Below are some records. How many of their lines contain the string "image"? Give the number only.

[Data extracted from a collection]
------------------------------------------------------------------------

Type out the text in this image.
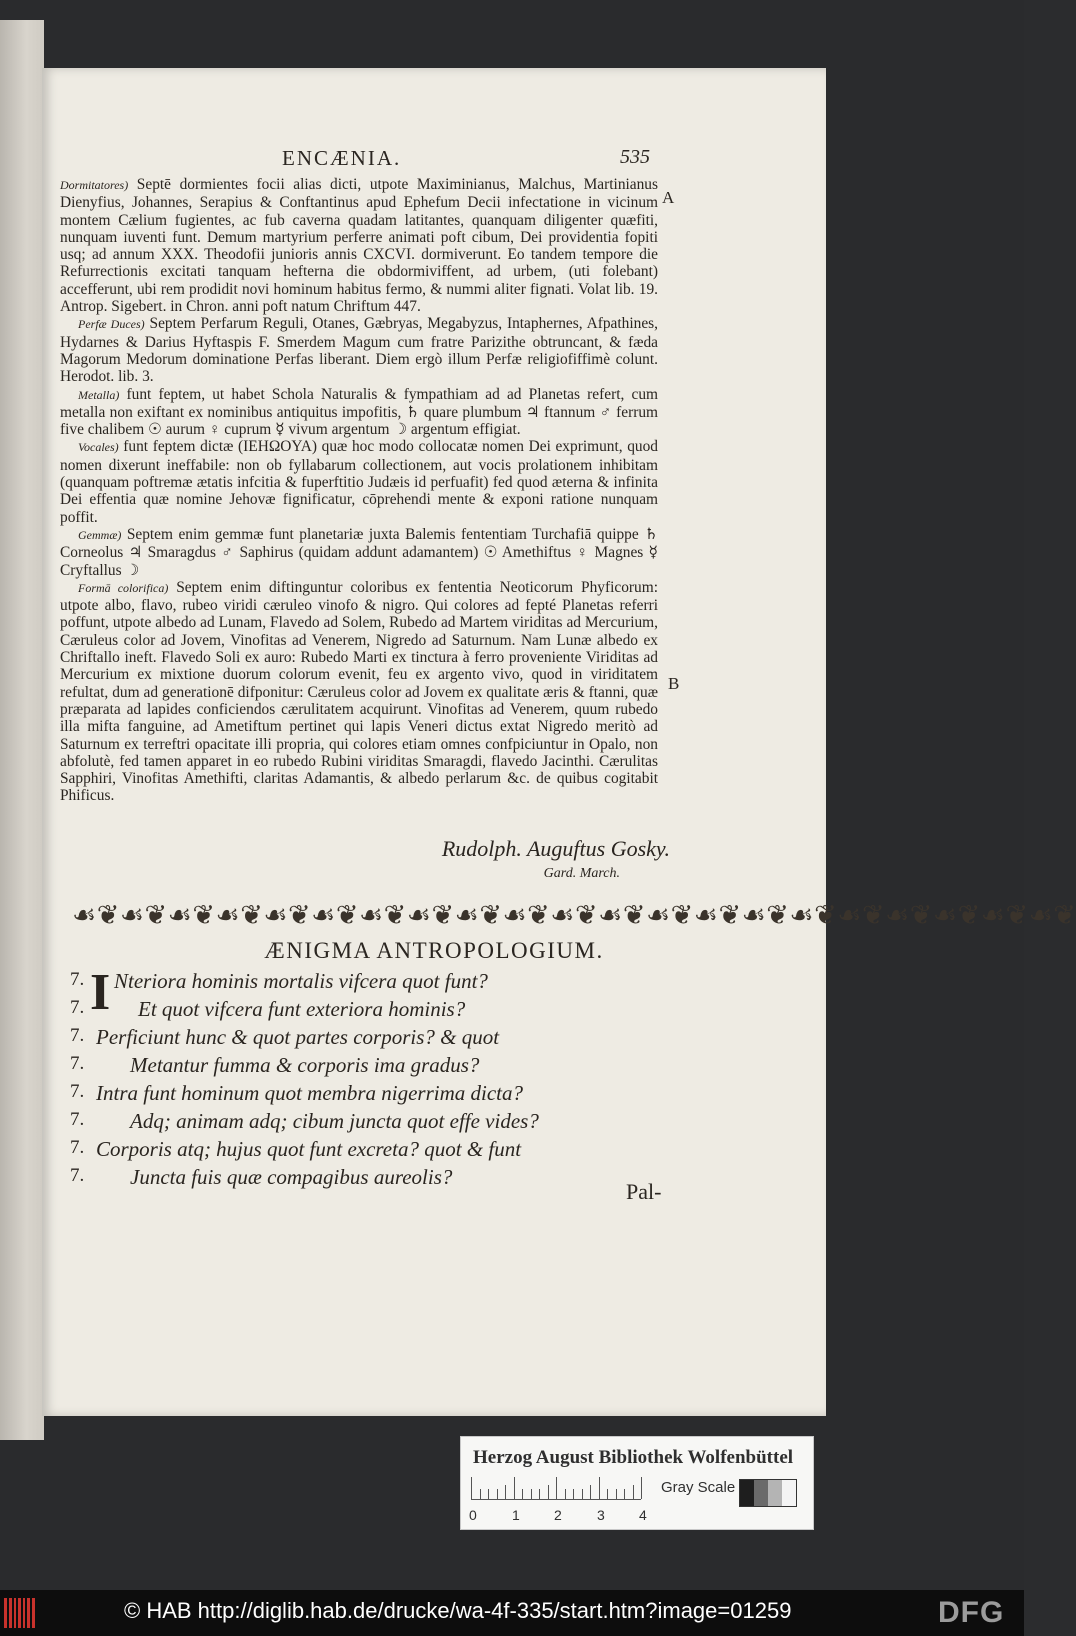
ENCÆNIA.	535

Dormitatores) Septē dormientes focii alias dicti, utpote Maximinianus, Malchus, Martinianus Dienyfius, Johannes, Serapius & Conftantinus apud Ephefum Decii infectatione in vicinum montem Cælium fugientes, ac fub caverna quadam latitantes, quanquam diligenter quæfiti, nunquam iuventi funt. Demum martyrium perferre animati poft cibum, Dei providentia fopiti usq; ad annum XXX. Theodofii junioris annis CXCVI. dormiverunt. Eo tandem tempore die Refurrectionis excitati tanquam hefterna die obdormiviffent, ad urbem, (uti folebant) accefferunt, ubi rem prodidit novi hominum habitus fermo, & nummi aliter fignati. Volat lib. 19. Antrop. Sigebert. in Chron. anni poft natum Chriftum 447.

Perfæ Duces) Septem Perfarum Reguli, Otanes, Gæbryas, Megabyzus, Intaphernes, Afpathines, Hydarnes & Darius Hyftaspis F. Smerdem Magum cum fratre Parizithe obtruncant, & fæda Magorum Medorum dominatione Perfas liberant. Diem ergò illum Perfæ religiofiffimè colunt. Herodot. lib. 3.

Metalla) funt feptem, ut habet Schola Naturalis & fympathiam ad ad Planetas refert, cum metalla non exiftant ex nominibus antiquitus impofitis, ♄ quare plumbum ♃ ftannum ♂ ferrum five chalibem ☉ aurum ♀ cuprum ☿ vivum argentum ☽ argentum effigiat.

Vocales) funt feptem dictæ (IEHΩOYA) quæ hoc modo collocatæ nomen Dei exprimunt, quod nomen dixerunt ineffabile: non ob fyllabarum collectionem, aut vocis prolationem inhibitam (quanquam poftremæ ætatis infcitia & fuperftitio Judæis id perfuafit) fed quod æterna & infinita Dei effentia quæ nomine Jehovæ fignificatur, cōprehendi mente & exponi ratione nunquam poffit.

Gemmæ) Septem enim gemmæ funt planetariæ juxta Balemis fententiam Turchafiā quippe ♄ Corneolus ♃ Smaragdus ♂ Saphirus (quidam addunt adamantem) ☉ Amethiftus ♀ Magnes ☿ Cryftallus ☽

Formā colorifica) Septem enim diftinguntur coloribus ex fententia Neoticorum Phyficorum: utpote albo, flavo, rubeo viridi cæruleo vinofo & nigro. Qui colores ad fepté Planetas referri poffunt, utpote albedo ad Lunam, Flavedo ad Solem, Rubedo ad Martem viriditas ad Mercurium, Cæruleus color ad Jovem, Vinofitas ad Venerem, Nigredo ad Saturnum. Nam Lunæ albedo ex Chriftallo ineft. Flavedo Soli ex auro: Rubedo Marti ex tinctura à ferro proveniente Viriditas ad Mercurium ex mixtione duorum colorum evenit, feu ex argento vivo, quod in viriditatem refultat, dum ad generationē difponitur: Cæruleus color ad Jovem ex qualitate æris & ftanni, quæ præparata ad lapides conficiendos cærulitatem acquirunt. Vinofitas ad Venerem, quum rubedo illa mifta fanguine, ad Ametiftum pertinet qui lapis Veneri dictus extat Nigredo meritò ad Saturnum ex terreftri opacitate illi propria, qui colores etiam omnes confpiciuntur in Opalo, non abfolutè, fed tamen apparet in eo rubedo Rubini viriditas Smaragdi, flavedo Jacinthi. Cærulitas Sapphiri, Vinofitas Amethifti, claritas Adamantis, & albedo perlarum &c. de quibus cogitabit Phificus.

A
B
Rudolph. Auguftus Gosky.
Gard. March.
☙❦☙❦☙❦☙❦☙❦☙❦☙❦☙❦☙❦☙❦☙❦☙❦☙❦☙❦☙❦☙❦☙❦☙❦☙❦☙❦☙❦
ÆNIGMA ANTROPOLOGIUM.
7. I Nteriora hominis mortalis vifcera quot funt?
7.	Et quot vifcera funt exteriora hominis?
7. Perficiunt hunc & quot partes corporis? & quot
7. Metantur fumma & corporis ima gradus?
7. Intra funt hominum quot membra nigerrima dicta?
7. Adq; animam adq; cibum juncta quot effe vides?
7. Corporis atq; hujus quot funt excreta? quot & funt
7. Juncta fuis quæ compagibus aureolis?
Pal-
Herzog August Bibliothek Wolfenbüttel
0	1 2	3 4
Gray Scale
© HAB http://diglib.hab.de/drucke/wa-4f-335/start.htm?image=01259	DFG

------------------------------------------------------------------------

▶ _RESPONSE_
2